WHAT THIS TASK INVOLVES
Return the number of lines holding "menentukan", with nothing added.

Dataset items:
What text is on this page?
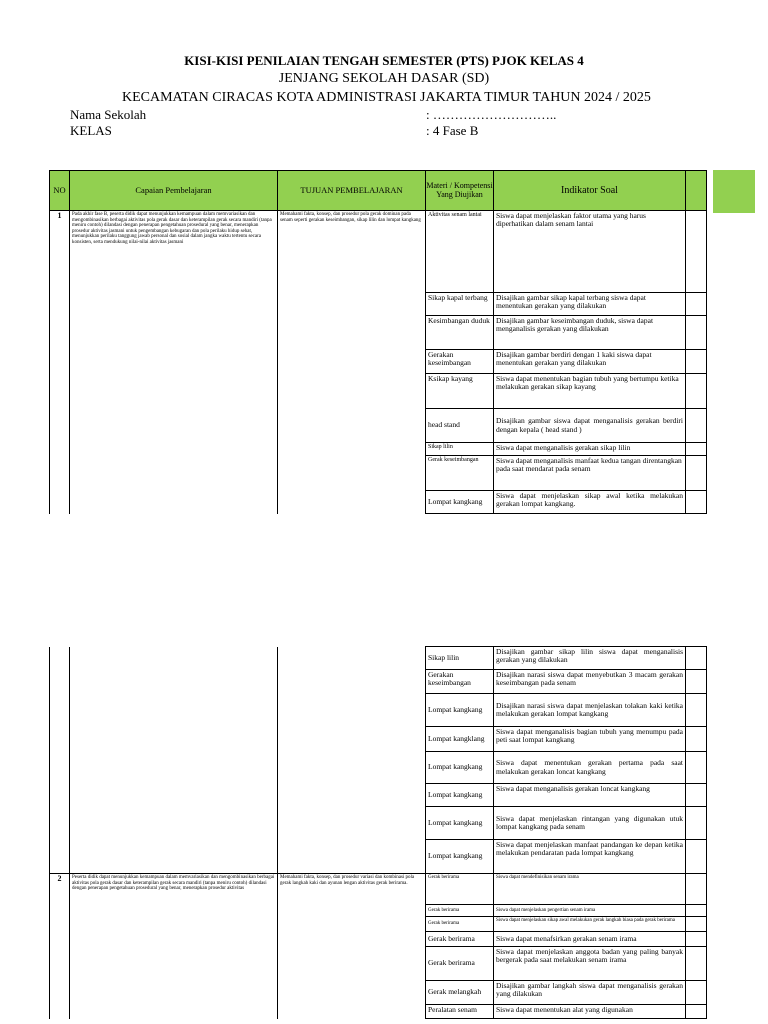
KISI-KISI PENILAIAN TENGAH SEMESTER (PTS) PJOK KELAS 4
JENJANG SEKOLAH DASAR (SD)
KECAMATAN CIRACAS KOTA ADMINISTRASI JAKARTA TIMUR TAHUN 2024 / 2025
Nama Sekolah	: ………………………..
KELAS	: 4 Fase B
NO	Capaian Pembelajaran	TUJUAN PEMBELAJARAN	Materi / Kompetensi Yang Diujikan	Indikator Soal	
1	Pada akhir fase B, peserta didik dapat menunjukkan kemampuan dalam memvariasikan dan mengombinasikan berbagai aktivitas pola gerak dasar dan keterampilan gerak secara mandiri (tanpa meniru contoh) dilandasi dengan penerapan pengetahuan prosedural yang benar, menerapkan prosedur aktivitas jasmani untuk pengembangan kebugaran dan pola perilaku hidup sehat, menunjukkan perilaku tanggung jawab personal dan sosial dalam jangka waktu tertentu secara konsisten, serta mendukung nilai-nilai aktivitas jasmani	Memahami fakta, konsep, dan prosedur pola gerak dominan pada senam seperti gerakan keseimbangan, sikap lilin dan lompat kangkang	Aktivitas senam lantai	Siswa dapat menjelaskan faktor utama yang harus diperhatikan dalam senam lantai	
			Sikap kapal terbang	Disajikan gambar sikap kapal terbang siswa dapat menentukan gerakan yang dilakukan	
			Kesimbangan duduk	Disajikan gambar keseimbangan duduk, siswa dapat menganalisis gerakan yang dilakukan	
			Gerakan keseimbangan	Disajikan gambar berdiri dengan 1 kaki siswa dapat menentukan gerakan yang dilakukan	
			Ksikap kayang	Siswa dapat menentukan bagian tubuh yang bertumpu ketika melakukan gerakan sikap kayang	
			head stand	Disajikan gambar siswa dapat menganalisis gerakan berdiri dengan kepala ( head stand )	
			Sikap lilin	Siswa dapat menganalisis gerakan sikap lilin	
			Gerak keseimbangan	Siswa dapat menganalisis manfaat kedua tangan direntangkan pada saat mendarat pada senam	
			Lompat kangkang	Siswa dapat menjelaskan sikap awal ketika melakukan gerakan lompat kangkang.	
			Sikap lilin	Disajikan gambar sikap lilin siswa dapat menganalisis gerakan yang dilakukan	
			Gerakan keseimbangan	Disajikan narasi siswa dapat menyebutkan 3 macam gerakan keseimbangan pada senam	
			Lompat kangkang	Disajikan narasi siswa dapat menjelaskan tolakan kaki ketika melakukan gerakan lompat kangkang	
			Lompat kangklang	Siswa dapat menganalisis bagian tubuh yang menumpu pada peti saat lompat kangkang	
			Lompat kangkang	Siswa dapat menentukan gerakan pertama pada saat melakukan gerakan loncat kangkang	
			Lompat kangkang	Siswa dapat menganalisis gerakan loncat kangkang	
			Lompat kangkang	Siswa dapat menjelaskan rintangan yang digunakan utuk lompat kangkang pada senam	
			Lompat kangkang	Siswa dapat menjelaskan manfaat pandangan ke depan ketika melakukan pendaratan pada lompat kangkang	
2	Peserta didik dapat menunjukkan kemampuan dalam memvariasikan dan mengombinasikan berbagai aktivitas pola gerak dasar dan keterampilan gerak secara mandiri (tanpa meniru contoh) dilandasi dengan penerapan pengetahuan prosedural yang benar, menerapkan prosedur aktivitas	Memahami fakta, konsep, dan prosedur variasi dan kombinasi pola gerak langkah kaki dan ayunan lengan aktivitas gerak berirama.	Gerak berirama	Siswa dapat mendefinisikan senam irama	
			Gerak berirama	Siswa dapat menjelaskan pengertian senam irama	
			Gerak berirama	Siswa dapat menjelaskan sikap awal melakukan gerak langkah biasa pada gerak berirama	
			Gerak berirama	Siswa dapat menafsirkan gerakan senam irama	
			Gerak berirama	Siswa dapat menjelaskan anggota badan yang paling banyak bergerak pada saat melakukan senam irama	
			Gerak melangkah	Disajikan gambar langkah siswa dapat menganalisis gerakan yang dilakukan	
			Peralatan senam	Siswa dapat menentukan alat yang digunakan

SOLVED EXERCISE
5